Given request — Pick out the lines below that include the string "this".

-- Start --

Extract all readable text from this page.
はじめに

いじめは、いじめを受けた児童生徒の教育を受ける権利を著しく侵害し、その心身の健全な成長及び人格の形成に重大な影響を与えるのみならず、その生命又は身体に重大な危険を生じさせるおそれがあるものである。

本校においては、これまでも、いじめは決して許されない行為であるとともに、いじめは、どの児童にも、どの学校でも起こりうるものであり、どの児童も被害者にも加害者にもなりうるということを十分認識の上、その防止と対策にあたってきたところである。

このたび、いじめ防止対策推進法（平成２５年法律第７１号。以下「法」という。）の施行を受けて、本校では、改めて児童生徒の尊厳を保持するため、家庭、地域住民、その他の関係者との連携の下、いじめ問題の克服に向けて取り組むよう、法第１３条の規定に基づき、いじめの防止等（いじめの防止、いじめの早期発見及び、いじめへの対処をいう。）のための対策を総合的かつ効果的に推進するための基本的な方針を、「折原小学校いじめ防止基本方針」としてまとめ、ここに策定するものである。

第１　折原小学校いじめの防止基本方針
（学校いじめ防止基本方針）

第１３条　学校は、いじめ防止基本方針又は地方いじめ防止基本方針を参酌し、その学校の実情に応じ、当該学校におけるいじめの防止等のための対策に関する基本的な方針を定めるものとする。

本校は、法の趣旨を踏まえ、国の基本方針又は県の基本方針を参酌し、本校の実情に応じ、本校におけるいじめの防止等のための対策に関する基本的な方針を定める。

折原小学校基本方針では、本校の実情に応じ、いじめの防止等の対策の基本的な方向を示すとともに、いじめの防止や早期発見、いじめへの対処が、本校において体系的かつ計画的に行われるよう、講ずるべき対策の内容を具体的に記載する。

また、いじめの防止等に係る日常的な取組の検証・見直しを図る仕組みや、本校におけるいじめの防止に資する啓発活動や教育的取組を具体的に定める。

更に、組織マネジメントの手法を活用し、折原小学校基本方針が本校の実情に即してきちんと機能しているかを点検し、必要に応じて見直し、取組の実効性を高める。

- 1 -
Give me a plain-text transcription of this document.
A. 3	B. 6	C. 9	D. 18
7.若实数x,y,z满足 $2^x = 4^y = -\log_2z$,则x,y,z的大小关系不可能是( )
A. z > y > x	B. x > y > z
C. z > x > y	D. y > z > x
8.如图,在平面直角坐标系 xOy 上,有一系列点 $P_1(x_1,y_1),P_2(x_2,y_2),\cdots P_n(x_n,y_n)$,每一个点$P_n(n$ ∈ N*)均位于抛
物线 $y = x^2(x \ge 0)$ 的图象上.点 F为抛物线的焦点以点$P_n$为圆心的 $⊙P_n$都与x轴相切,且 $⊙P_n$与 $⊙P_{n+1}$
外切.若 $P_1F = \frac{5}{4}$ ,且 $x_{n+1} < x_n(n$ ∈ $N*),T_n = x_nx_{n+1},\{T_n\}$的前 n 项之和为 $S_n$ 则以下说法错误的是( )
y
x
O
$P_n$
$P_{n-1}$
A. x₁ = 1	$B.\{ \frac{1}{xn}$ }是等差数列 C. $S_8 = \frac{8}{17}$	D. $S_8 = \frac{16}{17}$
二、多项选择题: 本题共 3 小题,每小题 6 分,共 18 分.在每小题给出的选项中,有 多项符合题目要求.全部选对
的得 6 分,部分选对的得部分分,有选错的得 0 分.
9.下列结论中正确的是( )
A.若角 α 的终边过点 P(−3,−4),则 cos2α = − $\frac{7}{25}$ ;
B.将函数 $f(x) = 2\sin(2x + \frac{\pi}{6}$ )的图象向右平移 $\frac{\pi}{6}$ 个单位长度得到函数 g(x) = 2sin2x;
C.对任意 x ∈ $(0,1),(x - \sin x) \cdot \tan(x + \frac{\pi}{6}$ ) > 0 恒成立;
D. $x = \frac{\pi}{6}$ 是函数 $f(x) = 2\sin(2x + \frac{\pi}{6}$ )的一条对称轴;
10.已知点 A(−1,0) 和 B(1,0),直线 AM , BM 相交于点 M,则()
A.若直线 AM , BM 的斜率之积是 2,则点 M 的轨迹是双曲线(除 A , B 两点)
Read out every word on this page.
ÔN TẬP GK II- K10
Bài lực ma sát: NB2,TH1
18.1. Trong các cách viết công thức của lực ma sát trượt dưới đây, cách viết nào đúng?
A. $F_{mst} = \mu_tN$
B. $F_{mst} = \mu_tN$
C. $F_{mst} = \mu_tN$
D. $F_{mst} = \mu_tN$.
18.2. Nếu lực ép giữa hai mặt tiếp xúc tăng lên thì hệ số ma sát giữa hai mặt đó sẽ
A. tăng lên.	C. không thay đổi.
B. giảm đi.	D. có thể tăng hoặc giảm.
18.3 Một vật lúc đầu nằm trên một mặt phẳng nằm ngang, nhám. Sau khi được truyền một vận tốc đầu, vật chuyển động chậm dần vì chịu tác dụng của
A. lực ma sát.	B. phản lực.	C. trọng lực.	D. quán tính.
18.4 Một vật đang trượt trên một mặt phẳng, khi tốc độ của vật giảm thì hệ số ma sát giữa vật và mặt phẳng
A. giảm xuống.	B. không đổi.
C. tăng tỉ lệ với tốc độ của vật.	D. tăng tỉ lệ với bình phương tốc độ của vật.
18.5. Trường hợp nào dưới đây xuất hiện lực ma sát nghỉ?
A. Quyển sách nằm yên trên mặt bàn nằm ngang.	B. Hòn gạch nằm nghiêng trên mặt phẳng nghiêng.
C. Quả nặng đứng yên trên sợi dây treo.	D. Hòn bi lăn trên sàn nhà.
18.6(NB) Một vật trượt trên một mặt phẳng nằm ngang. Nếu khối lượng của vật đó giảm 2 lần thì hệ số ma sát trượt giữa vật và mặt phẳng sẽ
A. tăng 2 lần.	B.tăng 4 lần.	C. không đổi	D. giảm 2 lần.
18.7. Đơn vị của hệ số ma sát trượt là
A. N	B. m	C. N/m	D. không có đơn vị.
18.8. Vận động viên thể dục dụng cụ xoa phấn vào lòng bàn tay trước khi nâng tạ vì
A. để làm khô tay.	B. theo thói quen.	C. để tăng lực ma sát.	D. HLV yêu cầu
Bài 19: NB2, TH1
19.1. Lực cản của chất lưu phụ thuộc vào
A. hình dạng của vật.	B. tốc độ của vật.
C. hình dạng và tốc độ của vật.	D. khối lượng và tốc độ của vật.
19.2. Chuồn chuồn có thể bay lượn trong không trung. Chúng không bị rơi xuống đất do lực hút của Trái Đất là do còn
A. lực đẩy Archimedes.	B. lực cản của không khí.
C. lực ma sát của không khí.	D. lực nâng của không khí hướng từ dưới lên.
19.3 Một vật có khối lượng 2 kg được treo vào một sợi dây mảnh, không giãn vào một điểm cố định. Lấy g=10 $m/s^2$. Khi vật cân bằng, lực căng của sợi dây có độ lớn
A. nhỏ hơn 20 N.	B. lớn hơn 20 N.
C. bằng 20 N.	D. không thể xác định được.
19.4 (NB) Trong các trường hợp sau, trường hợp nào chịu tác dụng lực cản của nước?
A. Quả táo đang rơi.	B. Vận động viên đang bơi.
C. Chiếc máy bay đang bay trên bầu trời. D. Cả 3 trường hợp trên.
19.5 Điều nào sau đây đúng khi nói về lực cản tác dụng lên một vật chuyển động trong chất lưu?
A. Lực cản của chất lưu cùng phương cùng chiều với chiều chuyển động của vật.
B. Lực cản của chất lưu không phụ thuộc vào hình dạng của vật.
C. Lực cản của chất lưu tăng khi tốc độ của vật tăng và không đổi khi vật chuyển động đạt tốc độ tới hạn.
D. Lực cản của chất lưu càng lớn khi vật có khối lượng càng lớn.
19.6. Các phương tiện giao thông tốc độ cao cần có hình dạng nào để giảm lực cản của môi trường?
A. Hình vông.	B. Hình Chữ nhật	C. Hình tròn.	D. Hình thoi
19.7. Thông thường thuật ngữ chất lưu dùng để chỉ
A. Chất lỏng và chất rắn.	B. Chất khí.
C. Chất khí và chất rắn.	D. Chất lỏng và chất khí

-- End --

Exercise answer —
Extract all readable text from this page.
Give me a plain-text transcription of this document.
Read out every word on this page.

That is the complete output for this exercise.